> _GOALS_:
a. Could you output the passage of the Jakub Sokolík profile from "Senior career*" up to and including "U17 / 5 / (0)" word for word?
b. Answer these from the Jakub Sokolík profile:
(i) How old was he when he joined the Baník Ostrava youth academy?
(ii) In his Southend United debut against Bury, which player did he start in place of?
(iii) How many appearances does the profile list for him with Czech Republic U16?

Jakub Sokolík

Personal information
- Full name: Jakub Sokolík
- Date of birth: 28 August 1993 (age 32)
- Place of birth: Ostrava, Czech Republic
- Height: 6 ft 1 in (1.85 m)
- Position(s): Defender

Youth career
- 1999–2009: Baník Ostrava
- 2009–2013: Liverpool

Senior career*
- Years: Team / Apps / (Gls)
- 2013–2014: Liverpool / 0 / (0)
- 2014: → Southend United (loan) / 10 / (0)
- 2014–2016: Yeovil Town / 45 / (1)
- 2014: → Southend United (loan) / 1 / (0)
- 2016: Southend United / 5 / (0)
- 2017–2018: Plymouth Argyle / 20 / (1)
- 2018: Torquay United / 7 / (0)

International career
- 2008–2009: Czech Republic U16 / 7 / (0)
- 2010: Czech Republic U17 / 5 / (0)

= Jakub Sokolík =

Czech footballer

Jakub Sokolík (born 28 August 1993) is a Czech professional footballer who plays as a defender, most recently for Torquay United.

==Club career==

===Liverpool===
Sokolík joined the youth academy of Baník Ostrava when he was 6 years old in 1999. During his time at the academy, Sokolík attended Ostrava-Kunčice Secondary School. He then signed for the Liverpool's youth academy in 2009. Sokolík made his debut for the reserve team against Everton reserves. He then progressed through the ranks of the academy and reserves team throughout his time there.

Following this, Sokolík was released by Liverpool.

====Southend United (first spell)====
After a successful trial, Sokolík joined Southend United in League Two on loan on 11 March 2014 for the rest of the season.

His first involvement with the club was in a match against Scunthorpe United where he was an unused substitute. In a follow–up against Bury on 15 March 2014, Sokolík made his debut for Southend United after starting the match instead of Mark Philips and helped the club keep a clean sheet, in a 0–0 draw. This was followed up by helping Southend United keep three more clean sheets in the next three matches. Since joining the club, he quickly established himself in the first team, playing in the centre–back position for the rest of the season. Sokolík helped Southend United keep two consecutive clean sheets between 18 April 2014 and 21 April 2014 against Rochdale and Accrington Stanley. He played in both legs of the League Two play–offs against Burton Albion, as the club lost 3–2 on aggregate. At the end of the 2013–14 season, Sokolík went on to make twelve appearances in all competitions.

(Dataset entries)
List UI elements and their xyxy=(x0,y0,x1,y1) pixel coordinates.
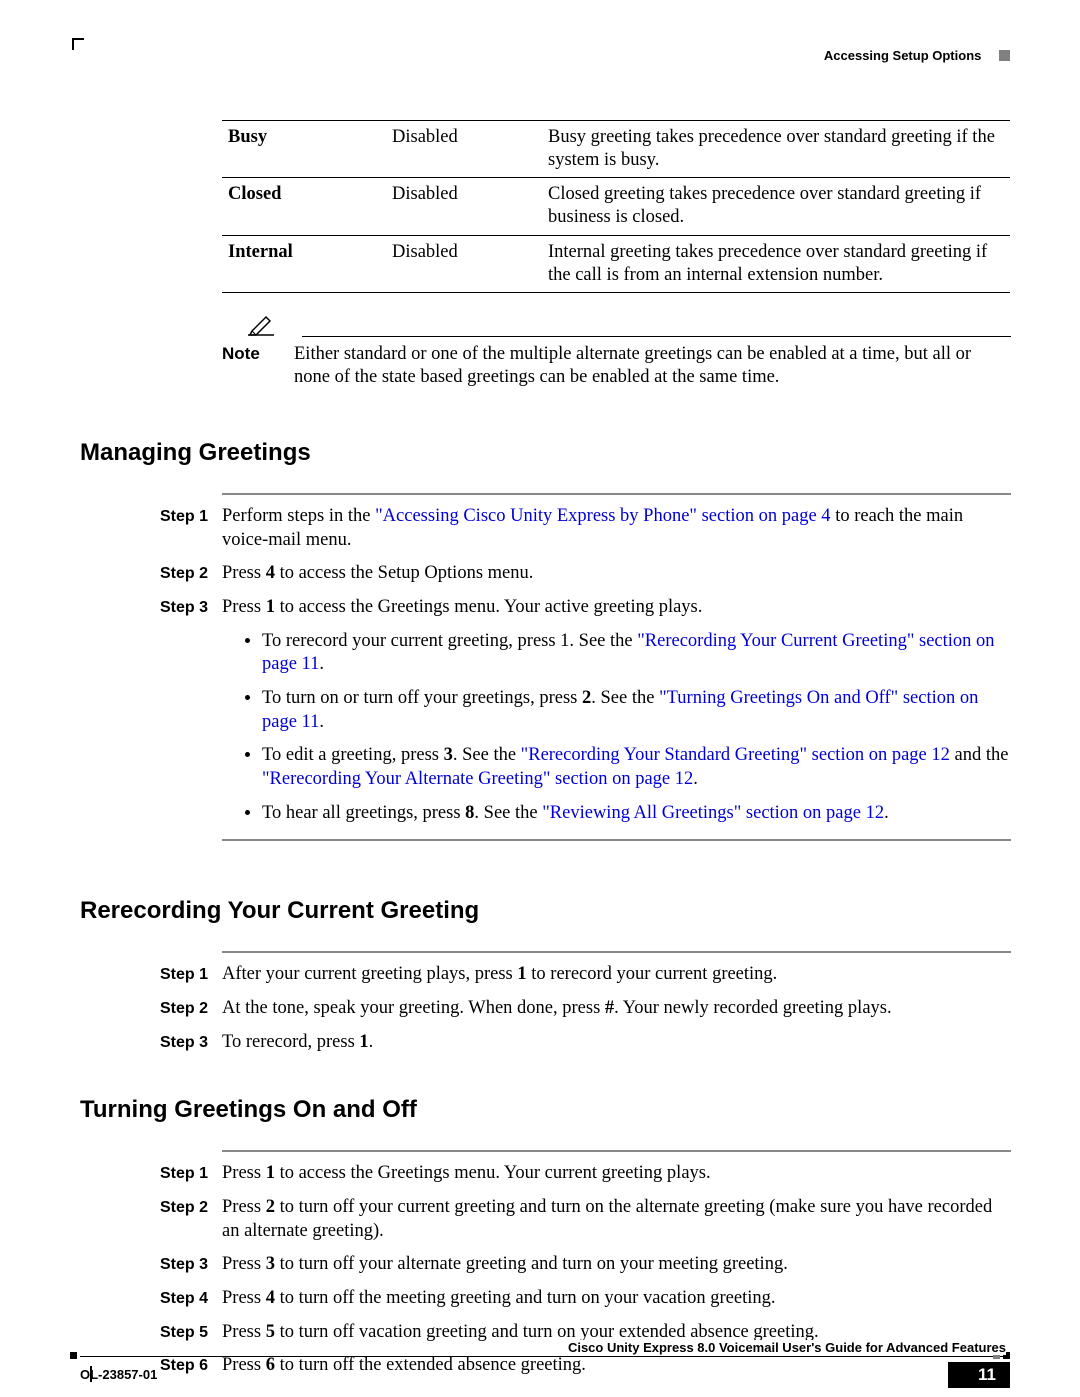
step-row: Step 4 Press 4 to turn off the meeting g… xyxy=(160,1287,1010,1311)
step-body: Press 1 to access the Greetings menu. Yo… xyxy=(222,1162,1010,1186)
link-review-all[interactable]: "Reviewing All Greetings" section on pag… xyxy=(542,803,884,823)
step-label: Step 1 xyxy=(160,1162,222,1184)
list-item: To hear all greetings, press 8. See the … xyxy=(262,802,1010,826)
step-label: Step 2 xyxy=(160,562,222,584)
link-accessing-by-phone[interactable]: "Accessing Cisco Unity Express by Phone"… xyxy=(375,506,830,526)
greeting-name: Busy xyxy=(222,121,386,178)
step-label: Step 3 xyxy=(160,596,222,618)
link-rerecord-standard[interactable]: "Rerecording Your Standard Greeting" sec… xyxy=(521,745,950,765)
step-row: Step 6 Press 6 to turn off the extended … xyxy=(160,1354,1010,1378)
greeting-state: Disabled xyxy=(386,178,542,235)
step-row: Step 1 After your current greeting plays… xyxy=(160,963,1010,987)
page-number: 11 xyxy=(948,1362,1010,1388)
table-row: Closed Disabled Closed greeting takes pr… xyxy=(222,178,1010,235)
step-body: Press 3 to turn off your alternate greet… xyxy=(222,1253,1010,1277)
step-label: Step 4 xyxy=(160,1287,222,1309)
list-item: To turn on or turn off your greetings, p… xyxy=(262,687,1010,734)
table-row: Busy Disabled Busy greeting takes preced… xyxy=(222,121,1010,178)
step-body: Perform steps in the "Accessing Cisco Un… xyxy=(222,505,1010,552)
step-row: Step 1 Perform steps in the "Accessing C… xyxy=(160,505,1010,552)
pencil-icon xyxy=(246,313,276,344)
footer-book-title: Cisco Unity Express 8.0 Voicemail User's… xyxy=(560,1340,1006,1355)
step-row: Step 3 To rerecord, press 1. xyxy=(160,1031,1010,1055)
step-row: Step 1 Press 1 to access the Greetings m… xyxy=(160,1162,1010,1186)
step-row: Step 3 Press 1 to access the Greetings m… xyxy=(160,596,1010,825)
footer-doc-number: OL-23857-01 xyxy=(80,1367,157,1382)
step-row: Step 2 Press 2 to turn off your current … xyxy=(160,1196,1010,1243)
page-footer: Cisco Unity Express 8.0 Voicemail User's… xyxy=(70,1356,1010,1357)
step-label: Step 2 xyxy=(160,997,222,1019)
greeting-state: Disabled xyxy=(386,121,542,178)
section-rule xyxy=(222,493,1011,495)
managing-steps: Step 1 Perform steps in the "Accessing C… xyxy=(160,505,1010,825)
rerecord-steps: Step 1 After your current greeting plays… xyxy=(160,963,1010,1054)
table-row: Internal Disabled Internal greeting take… xyxy=(222,235,1010,292)
step-label: Step 3 xyxy=(160,1031,222,1053)
step-row: Step 2 Press 4 to access the Setup Optio… xyxy=(160,562,1010,586)
greeting-name: Closed xyxy=(222,178,386,235)
step-body: Press 4 to access the Setup Options menu… xyxy=(222,562,1010,586)
greeting-desc: Internal greeting takes precedence over … xyxy=(542,235,1010,292)
greeting-desc: Busy greeting takes precedence over stan… xyxy=(542,121,1010,178)
running-header: Accessing Setup Options xyxy=(824,48,1010,63)
list-item: To edit a greeting, press 3. See the "Re… xyxy=(262,744,1010,791)
step-body: Press 4 to turn off the meeting greeting… xyxy=(222,1287,1010,1311)
step-body: Press 6 to turn off the extended absence… xyxy=(222,1354,1010,1378)
note-text: Either standard or one of the multiple a… xyxy=(294,343,994,389)
section-rule xyxy=(222,951,1011,953)
step-body: Press 2 to turn off your current greetin… xyxy=(222,1196,1010,1243)
step-body: After your current greeting plays, press… xyxy=(222,963,1010,987)
heading-rerecording-current: Rerecording Your Current Greeting xyxy=(80,897,1010,925)
greeting-state: Disabled xyxy=(386,235,542,292)
step-label: Step 5 xyxy=(160,1321,222,1343)
section-rule xyxy=(222,1150,1011,1152)
managing-bullets: To rerecord your current greeting, press… xyxy=(222,630,1010,826)
note-rule xyxy=(302,336,1011,337)
step-label: Step 2 xyxy=(160,1196,222,1218)
heading-managing-greetings: Managing Greetings xyxy=(80,439,1010,467)
note-label: Note xyxy=(222,343,294,364)
heading-turning-on-off: Turning Greetings On and Off xyxy=(80,1096,1010,1124)
greetings-precedence-table: Busy Disabled Busy greeting takes preced… xyxy=(222,120,1010,293)
crop-mark-top-left xyxy=(72,38,84,50)
link-rerecord-alternate[interactable]: "Rerecording Your Alternate Greeting" se… xyxy=(262,769,693,789)
greeting-name: Internal xyxy=(222,235,386,292)
list-item: To rerecord your current greeting, press… xyxy=(262,630,1010,677)
section-rule xyxy=(222,839,1011,841)
crop-mark-bottom-left xyxy=(70,1352,77,1359)
step-label: Step 1 xyxy=(160,963,222,985)
note-block: NoteEither standard or one of the multip… xyxy=(222,319,1010,389)
step-body: At the tone, speak your greeting. When d… xyxy=(222,997,1010,1021)
step-body: To rerecord, press 1. xyxy=(222,1031,1010,1055)
header-decor-box xyxy=(999,50,1010,61)
header-section-name: Accessing Setup Options xyxy=(824,48,981,63)
greeting-desc: Closed greeting takes precedence over st… xyxy=(542,178,1010,235)
step-label: Step 1 xyxy=(160,505,222,527)
step-row: Step 3 Press 3 to turn off your alternat… xyxy=(160,1253,1010,1277)
step-label: Step 3 xyxy=(160,1253,222,1275)
step-label: Step 6 xyxy=(160,1354,222,1376)
step-row: Step 2 At the tone, speak your greeting.… xyxy=(160,997,1010,1021)
step-body: Press 1 to access the Greetings menu. Yo… xyxy=(222,596,1010,825)
footer-rule xyxy=(80,1356,1010,1357)
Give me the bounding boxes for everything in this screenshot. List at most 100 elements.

> _RESULTS IN ORDER_:
a.
Senior career*
- Years: Team / Apps / (Gls)
- 2013–2014: Liverpool / 0 / (0)
- 2014: → Southend United (loan) / 10 / (0)
- 2014–2016: Yeovil Town / 45 / (1)
- 2014: → Southend United (loan) / 1 / (0)
- 2016: Southend United / 5 / (0)
- 2017–2018: Plymouth Argyle / 20 / (1)
- 2018: Torquay United / 7 / (0)

International career
- 2008–2009: Czech Republic U16 / 7 / (0)
- 2010: Czech Republic U17 / 5 / (0)

b.
(i) 6 years old
(ii) Mark Philips
(iii) 7